_EXTRACTO DEL DOCUMENTO_
======

Comparto –compartimos- la tristeza por tu pérdida, querido Emiliano. O, al
menos, nos unimos en sentimiento pesaroso a tu mujer, Petri, a tus
hijas, Inma y a Noelia, y a tu familia. Pero esta despedida, además de
pésames y lágrimas, es también un momento de agradecimiento por una existencia
que “es río que va a dar a la mar”, como nos enseñó el poeta.
Una infancia rural y austera en Ribas de Campos, una adolescencia
que conoció el duro trabajo de la tierra, con sus lluvias y sus soles, un
espíritu de trabajo y de sacrificio que te fue curtiendo y endureciendo… Luego
llegaría el trabajo en Fasa. ¿Cómo te ibas a quejar, después de muchos
años de sudor campesino, de los turnos y del trabajo en cadena de la fábrica?
Tuviste siempre, querido Emiliano, una actitud de reconocimiento y gratitud
hacia la vida, una ilusión grande en tus ojos. En tus años de infancia, con
tantas privaciones, tal vez ni te atrevías a pensar que un día podrías tener
acceso a una casa cómoda, a que tus hijas fueran a la Universidad, a que
pudieras viajar y conocer el mundo, algo que se convirtió en tu gran pasión.
La entrada de Inma y Noelia en el Centro Juvenil Guaneliano de
Palencia abrió delante de ti un horizonte que ni siquiera hubieras osado soñar
de pequeño. Voluntariado con los chicos con discapacidad de Villa San José.

======

_REGISTROS DE DATOS_
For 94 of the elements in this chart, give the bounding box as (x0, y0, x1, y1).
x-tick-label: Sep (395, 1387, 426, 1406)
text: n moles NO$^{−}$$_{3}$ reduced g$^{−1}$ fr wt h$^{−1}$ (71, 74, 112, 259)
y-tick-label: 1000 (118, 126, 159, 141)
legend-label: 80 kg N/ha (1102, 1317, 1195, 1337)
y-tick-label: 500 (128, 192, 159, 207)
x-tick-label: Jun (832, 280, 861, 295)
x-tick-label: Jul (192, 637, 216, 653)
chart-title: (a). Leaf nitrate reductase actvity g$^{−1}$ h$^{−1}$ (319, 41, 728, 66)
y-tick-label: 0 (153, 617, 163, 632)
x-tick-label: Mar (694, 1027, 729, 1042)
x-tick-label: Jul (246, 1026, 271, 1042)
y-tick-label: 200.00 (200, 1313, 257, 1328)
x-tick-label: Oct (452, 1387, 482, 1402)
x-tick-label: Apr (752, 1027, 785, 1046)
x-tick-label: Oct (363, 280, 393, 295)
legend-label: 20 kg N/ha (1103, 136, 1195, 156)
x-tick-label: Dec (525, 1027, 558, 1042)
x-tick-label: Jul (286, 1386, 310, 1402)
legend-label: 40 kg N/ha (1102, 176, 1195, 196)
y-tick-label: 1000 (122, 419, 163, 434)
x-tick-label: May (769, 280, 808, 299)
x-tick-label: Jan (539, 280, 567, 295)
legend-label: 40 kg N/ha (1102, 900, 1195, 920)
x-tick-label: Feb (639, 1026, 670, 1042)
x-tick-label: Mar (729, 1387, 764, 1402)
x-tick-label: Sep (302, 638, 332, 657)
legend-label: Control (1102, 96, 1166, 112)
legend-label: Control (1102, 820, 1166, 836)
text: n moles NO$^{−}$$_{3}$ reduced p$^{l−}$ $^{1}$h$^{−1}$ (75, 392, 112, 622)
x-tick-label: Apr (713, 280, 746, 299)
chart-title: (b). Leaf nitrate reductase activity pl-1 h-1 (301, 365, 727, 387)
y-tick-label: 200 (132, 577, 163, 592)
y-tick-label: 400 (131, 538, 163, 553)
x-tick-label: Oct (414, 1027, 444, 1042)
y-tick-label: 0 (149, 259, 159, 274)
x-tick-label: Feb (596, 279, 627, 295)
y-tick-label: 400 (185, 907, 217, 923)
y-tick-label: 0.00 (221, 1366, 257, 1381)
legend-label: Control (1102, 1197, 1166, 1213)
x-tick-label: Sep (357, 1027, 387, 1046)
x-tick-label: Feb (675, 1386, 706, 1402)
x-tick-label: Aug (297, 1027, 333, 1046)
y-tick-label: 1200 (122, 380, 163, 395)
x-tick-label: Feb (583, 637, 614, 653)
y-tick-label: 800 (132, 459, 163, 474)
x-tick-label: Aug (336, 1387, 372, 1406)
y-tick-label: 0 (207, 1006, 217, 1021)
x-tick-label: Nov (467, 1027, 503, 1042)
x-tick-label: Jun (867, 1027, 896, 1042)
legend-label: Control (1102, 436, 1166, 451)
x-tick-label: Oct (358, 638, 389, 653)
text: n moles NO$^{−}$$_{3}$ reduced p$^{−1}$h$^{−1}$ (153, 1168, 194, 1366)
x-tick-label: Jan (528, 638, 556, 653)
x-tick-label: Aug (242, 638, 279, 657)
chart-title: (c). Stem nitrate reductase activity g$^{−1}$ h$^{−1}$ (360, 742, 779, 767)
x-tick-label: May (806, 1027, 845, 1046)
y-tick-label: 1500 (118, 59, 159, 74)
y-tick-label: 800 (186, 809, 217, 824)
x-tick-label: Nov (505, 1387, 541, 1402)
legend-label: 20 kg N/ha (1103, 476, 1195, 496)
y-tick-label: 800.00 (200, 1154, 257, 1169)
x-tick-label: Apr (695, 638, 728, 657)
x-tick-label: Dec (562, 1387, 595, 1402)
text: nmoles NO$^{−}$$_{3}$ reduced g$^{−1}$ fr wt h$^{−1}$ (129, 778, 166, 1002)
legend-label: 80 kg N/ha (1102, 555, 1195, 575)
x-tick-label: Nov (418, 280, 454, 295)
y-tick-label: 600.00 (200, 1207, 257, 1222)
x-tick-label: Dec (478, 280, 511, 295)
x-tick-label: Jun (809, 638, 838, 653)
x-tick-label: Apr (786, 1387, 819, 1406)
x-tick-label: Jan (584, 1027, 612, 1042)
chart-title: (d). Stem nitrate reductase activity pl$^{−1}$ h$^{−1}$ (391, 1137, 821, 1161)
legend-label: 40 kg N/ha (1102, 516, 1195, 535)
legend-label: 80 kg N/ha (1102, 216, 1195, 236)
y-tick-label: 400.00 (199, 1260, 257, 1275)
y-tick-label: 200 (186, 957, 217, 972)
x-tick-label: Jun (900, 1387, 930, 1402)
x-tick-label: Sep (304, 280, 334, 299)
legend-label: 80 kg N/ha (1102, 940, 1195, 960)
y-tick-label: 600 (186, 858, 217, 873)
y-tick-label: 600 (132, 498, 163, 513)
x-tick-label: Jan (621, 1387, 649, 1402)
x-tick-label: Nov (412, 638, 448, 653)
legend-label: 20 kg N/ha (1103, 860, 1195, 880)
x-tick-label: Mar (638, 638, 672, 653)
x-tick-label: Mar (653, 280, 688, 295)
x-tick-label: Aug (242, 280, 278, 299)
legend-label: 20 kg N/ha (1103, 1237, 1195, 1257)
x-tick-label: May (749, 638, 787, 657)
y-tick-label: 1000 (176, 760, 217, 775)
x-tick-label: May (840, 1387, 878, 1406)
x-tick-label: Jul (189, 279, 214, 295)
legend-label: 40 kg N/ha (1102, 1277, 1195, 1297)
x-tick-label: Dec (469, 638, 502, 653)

======

_PREGUNTAS POR RESPONDER_
(1) Cita de la despedida a Emiliano todo lo que va desde "Comparto –compartimos- la" hasta "enseñó el poeta.".
(2) Enumera, por favor, todas las personas mencionadas por su nombre en la despedida a Emiliano.

_RESULTADOS DE TAREAS_
(1)
Comparto –compartimos- la tristeza por tu pérdida, querido Emiliano. O, al
menos, nos unimos en sentimiento pesaroso a tu mujer, Petri, a tus
hijas, Inma y a Noelia, y a tu familia. Pero esta despedida, además de
pésames y lágrimas, es también un momento de agradecimiento por una existencia
que “es río que va a dar a la mar”, como nos enseñó el poeta.

(2)
Emiliano
Petri
Inma
Noelia